## BLOQUE DE TEXTO:
▶
El Valle de la Muerte, uno de los desiertos más enigmáticos y calientes del planeta

Si las piedras hablaran, nos contarían cómo logran moverse solas. En el Valle de la Muerte todo puede pasar: freír un huevo al sol en el pavimento de una carretera, emprender una insoportable caminata a 50 grados centígrados, jugar al golf con el Diablo en un suelo cubierto de cristales de sal, observar por la noche el arco brillante de la Vía Láctea como quien mira las luces encendidas de una colonia en la Ciudad de México, y tomarse una foto en el duodécimo punto más bajo de la tierra, por debajo del nivel del mar. ElUniversal.com.mx

Death Valley o el Valle de la Muerte, en el desierto de Mojave, en California, es el tercer parque nacional más extenso de Estados Unidos fuera de Alaska y uno de los lugares más calientes del planeta.

Este lugar no podría caerle en gracia a todo el mundo y menos con ese nombre. El viajero que llega a este inhóspito rincón descubre la belleza de la desolación y el silencio, los cielos azules y límpidos, una noche tupida de constelaciones, con la presencia de Venus y de Orión; los amaneceres y ocasos que incendian de naranja y rojo las montañas.





¿Por qué tan caliente y tan seco?
El desierto de Death Valley es la cuenca gigante de un lago seco. Se calcula que las piedras más antiguas tienen una edad entre mil 200 y mil 700 millones de años. Ahora es lo que es, debido a la intensa actividad volcánica, a las glaciaciones y a otras demenciales fuerzas geológicas.

Cuatro cadenas montañosas se interponen entre Death Valley y el océano, obstaculizando que las lluvias y la humedad lleguen hasta el valle. La profundidad de la cuenca y su forma también cuentan para que este sea uno de los lugares más calientes de la tierra.

Viaje marciano
Visitar Death Valley es como viajar a la Luna o a Marte, caminar en escenarios áridos, rocas en tonos ocres y amarillos, un océano de montañas pelonas, tan lisas como el mármol o tan rugosas como la piel de un elefante, y cañones pulidos por el viento y el agua. Apenas unos cuantos arbustitos, nada frondosos, se asoman en la arena, con una serpiente venenosa escondida debajo.

Auto rentado, litros y litros de agua (si se exagera es mejor), bebidas y barras energéticas, bloqueador de la máxima protección y mi sombrero de cuero, de valiente explorador. No falta nada. Estoy ansiosa y lista para partir desde Los Ángeles.
◀
## SECCIÓN DE DATOS:
▶
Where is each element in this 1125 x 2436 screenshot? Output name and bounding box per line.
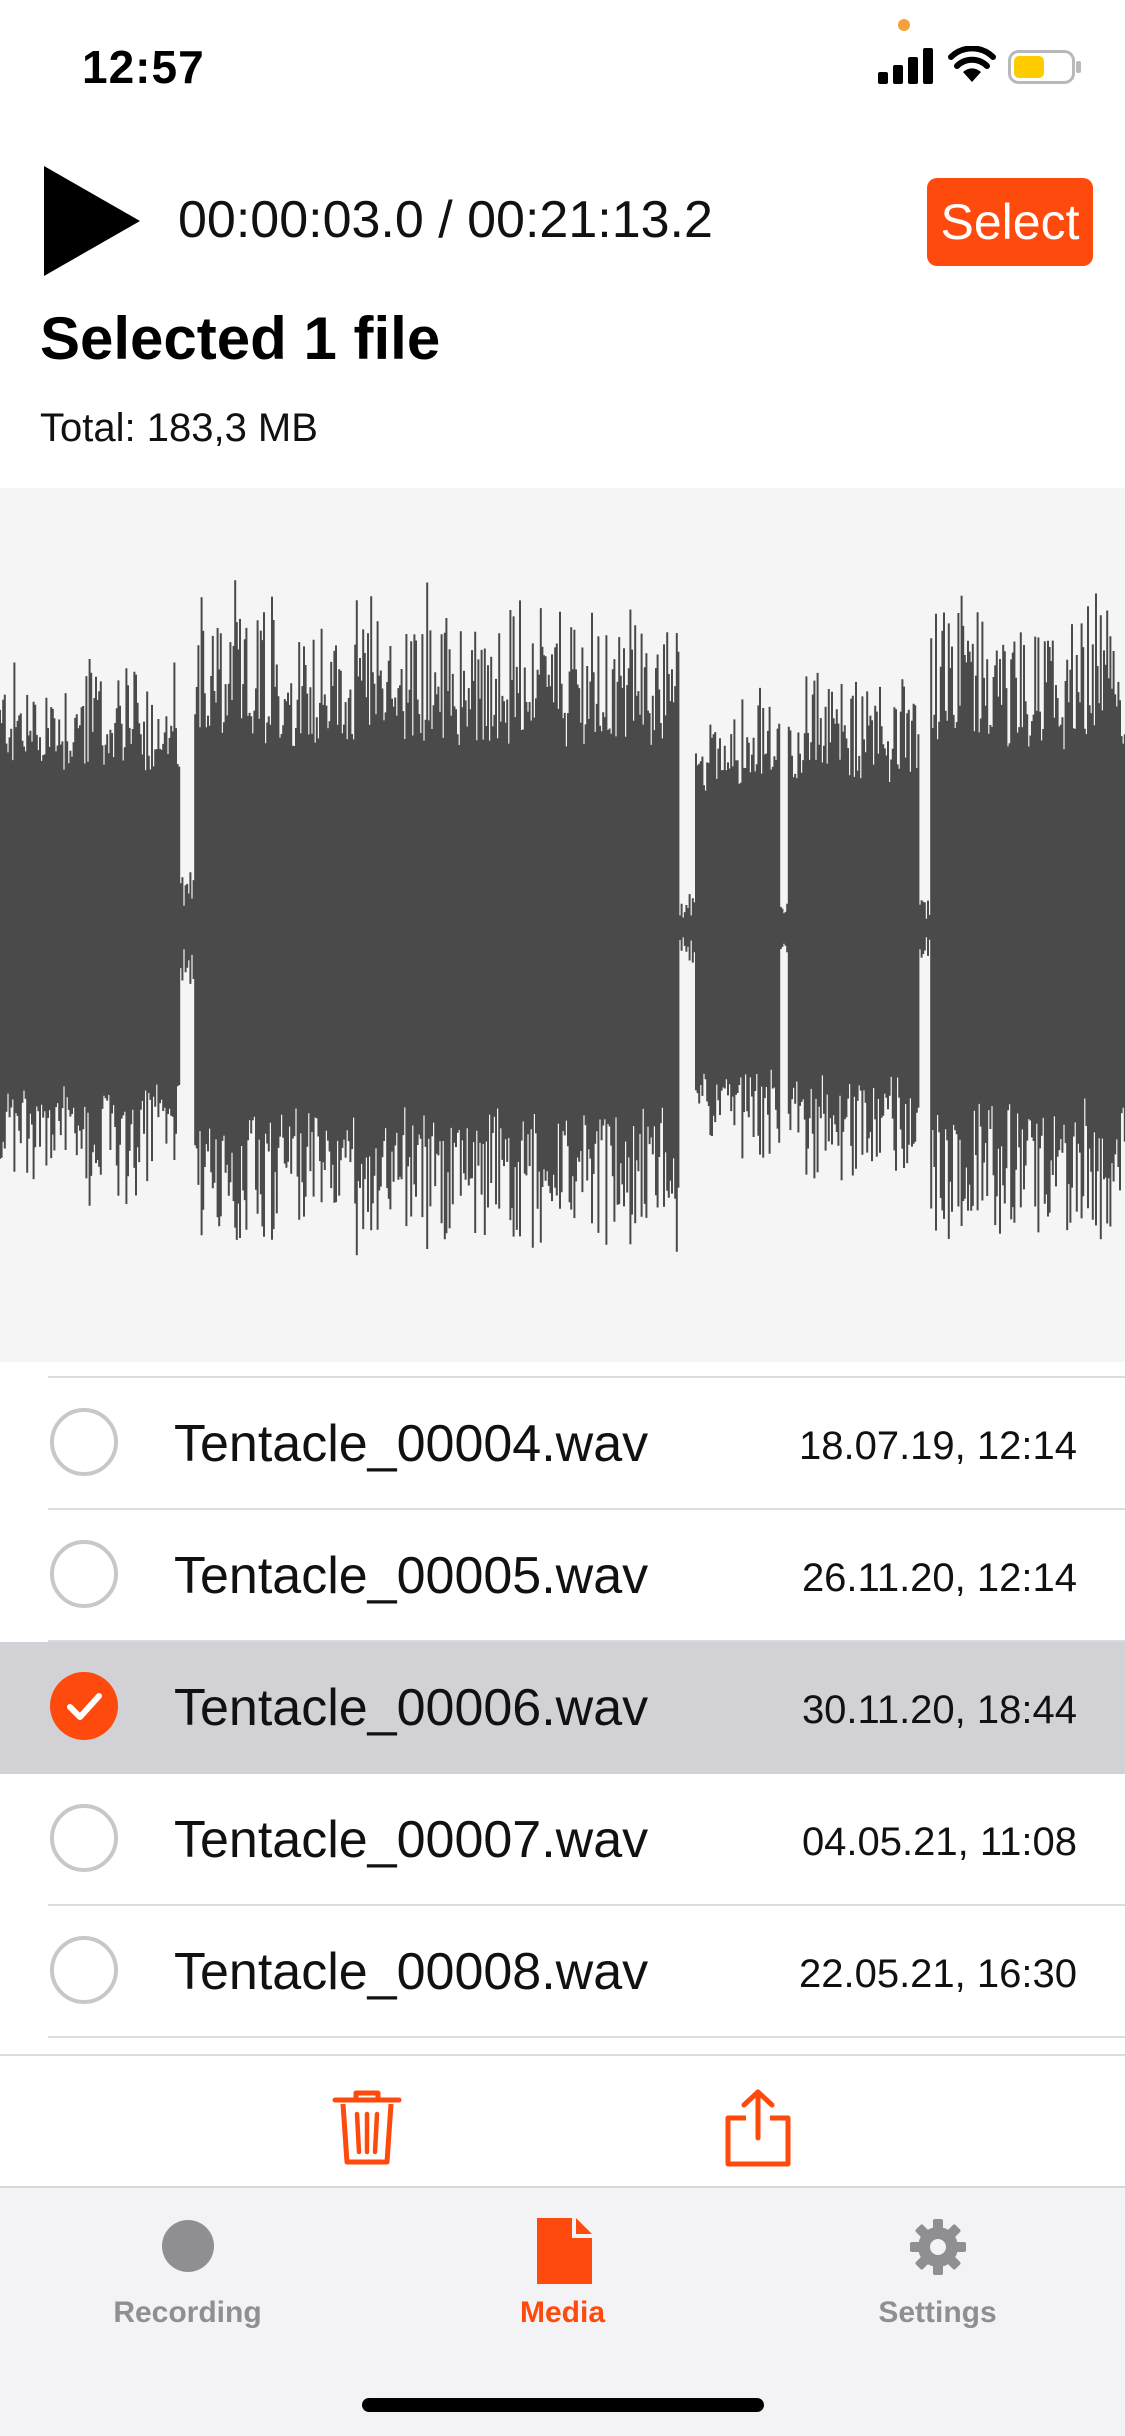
◀
## CONSIGNA 1:
Renombra "Death Valley" como "el Valle de la Muerte" al reescribir el pasaje del bloque de texto que empieza en las palabras "Cuatro cadenas montañosas" y termina después de "venenosa escondida debajo.".
## CONSIGNA 2:
¿Cómo queda en inglés esta oración del bloque de texto: "Cuatro cadenas montañosas se interponen entre Death Valley y el océano, obstaculizando que las lluvias y la humedad lleguen hasta el valle."?
## CONSIGNA 3:
Prosigue el relato de viaje al Valle de la Muerte a partir de su última oración.
El material no interviene en esto.

## RESULTADO ESPERADO 1:
Cuatro cadenas montañosas se interponen entre el Valle de la Muerte y el océano, obstaculizando que las lluvias y la humedad lleguen hasta el valle. La profundidad de la cuenca y su forma también cuentan para que este sea uno de los lugares más calientes de la tierra.

Viaje marciano
Visitar el Valle de la Muerte es como viajar a la Luna o a Marte, caminar en escenarios áridos, rocas en tonos ocres y amarillos, un océano de montañas pelonas, tan lisas como el mármol o tan rugosas como la piel de un elefante, y cañones pulidos por el viento y el agua. Apenas unos cuantos arbustitos, nada frondosos, se asoman en la arena, con una serpiente venenosa escondida debajo.

## RESULTADO ESPERADO 2:
Four mountain ranges stand between Death Valley and the ocean, preventing rain and moisture from reaching the valley.

## RESULTADO ESPERADO 3:
Son cinco horas de camino. Hay que asegurarse de entrar al valle con el tanque lleno: uno, porque quedarse sin gasolina en medio de la nada es estúpido y mortal y, dos, porque, el costo del combustible dentro del parque sale tan caro como venderle el alma al Diablo.

Son las tres de la tarde y el calor azota sin compasión. Abrir la portezuela del auto es como recibir un fogonazo en la cara.

Furnace Creek es un resort, dividido en dos hoteles, de los pocos que permitieron su construcción en el parque; un oasis en medio de palmeras, con cabañas, espacios para acampar y habitaciones tipo hacienda, con toques de lujo. Mi vecino de habitación es ni más ni menos que Gérard Depardieu. Él y un equipo de producción han venido a filmar una película.

Un grupo de turistas se refugia bajo un porche de madera. En vez de buscar el aire acondicionado del interior, prefieren las salpicadas de un sistema de rocío de agua que los vuelve a la vida.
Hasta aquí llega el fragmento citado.